• DO THIS: "VERONICA" appears in how many lines of the entries? State only the number.

• RECORDS FOR THE TASK:

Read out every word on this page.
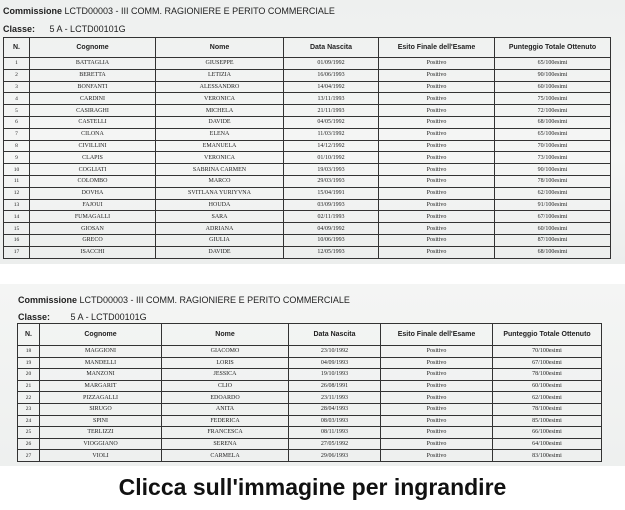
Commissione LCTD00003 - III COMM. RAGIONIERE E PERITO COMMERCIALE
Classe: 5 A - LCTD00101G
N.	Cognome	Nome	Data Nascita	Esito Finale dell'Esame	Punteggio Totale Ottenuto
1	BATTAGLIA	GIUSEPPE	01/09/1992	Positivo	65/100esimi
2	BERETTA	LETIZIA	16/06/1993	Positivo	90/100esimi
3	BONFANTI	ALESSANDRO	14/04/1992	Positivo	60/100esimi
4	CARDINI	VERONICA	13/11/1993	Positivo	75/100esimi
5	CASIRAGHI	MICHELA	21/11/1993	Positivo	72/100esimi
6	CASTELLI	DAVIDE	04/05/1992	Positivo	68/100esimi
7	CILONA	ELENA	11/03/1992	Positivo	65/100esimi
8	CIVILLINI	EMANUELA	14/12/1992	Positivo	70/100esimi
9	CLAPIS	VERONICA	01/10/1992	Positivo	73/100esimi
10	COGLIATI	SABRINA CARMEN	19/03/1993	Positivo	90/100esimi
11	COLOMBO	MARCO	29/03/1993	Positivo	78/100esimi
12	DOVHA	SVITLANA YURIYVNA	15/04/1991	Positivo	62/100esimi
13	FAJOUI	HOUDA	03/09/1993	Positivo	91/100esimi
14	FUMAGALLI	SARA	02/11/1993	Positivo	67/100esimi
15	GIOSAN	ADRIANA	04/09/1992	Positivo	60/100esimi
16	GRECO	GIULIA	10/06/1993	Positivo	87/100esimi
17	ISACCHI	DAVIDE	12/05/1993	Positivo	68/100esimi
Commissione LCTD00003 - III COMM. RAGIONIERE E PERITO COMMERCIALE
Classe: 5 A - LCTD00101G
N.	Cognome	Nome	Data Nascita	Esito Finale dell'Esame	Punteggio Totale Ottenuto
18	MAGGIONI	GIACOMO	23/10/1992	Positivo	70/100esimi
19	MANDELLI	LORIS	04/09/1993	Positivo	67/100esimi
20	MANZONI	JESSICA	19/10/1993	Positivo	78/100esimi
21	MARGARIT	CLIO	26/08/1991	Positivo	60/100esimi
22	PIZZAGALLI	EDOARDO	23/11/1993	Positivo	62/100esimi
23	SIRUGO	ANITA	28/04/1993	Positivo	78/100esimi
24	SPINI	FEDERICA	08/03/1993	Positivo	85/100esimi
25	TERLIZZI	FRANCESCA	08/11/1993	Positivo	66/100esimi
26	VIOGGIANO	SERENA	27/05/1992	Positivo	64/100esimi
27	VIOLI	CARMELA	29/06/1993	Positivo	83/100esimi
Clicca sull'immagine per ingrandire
---
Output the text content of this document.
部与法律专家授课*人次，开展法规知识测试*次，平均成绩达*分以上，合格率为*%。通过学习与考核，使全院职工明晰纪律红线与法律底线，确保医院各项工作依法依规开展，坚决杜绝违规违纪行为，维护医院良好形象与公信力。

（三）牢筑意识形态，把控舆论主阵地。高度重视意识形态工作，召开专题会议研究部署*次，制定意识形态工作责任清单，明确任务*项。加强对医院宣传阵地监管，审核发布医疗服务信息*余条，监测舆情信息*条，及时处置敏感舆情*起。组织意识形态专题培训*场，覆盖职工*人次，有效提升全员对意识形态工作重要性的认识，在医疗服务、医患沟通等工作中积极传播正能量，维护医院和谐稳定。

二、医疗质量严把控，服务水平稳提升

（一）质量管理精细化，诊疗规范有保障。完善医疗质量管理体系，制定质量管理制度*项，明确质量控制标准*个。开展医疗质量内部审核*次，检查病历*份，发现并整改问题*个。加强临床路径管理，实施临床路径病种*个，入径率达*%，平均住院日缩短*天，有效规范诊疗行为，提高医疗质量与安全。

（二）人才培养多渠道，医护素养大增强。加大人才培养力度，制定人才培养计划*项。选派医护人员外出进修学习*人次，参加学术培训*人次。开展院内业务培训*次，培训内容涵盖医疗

• FINAL RESULT: 2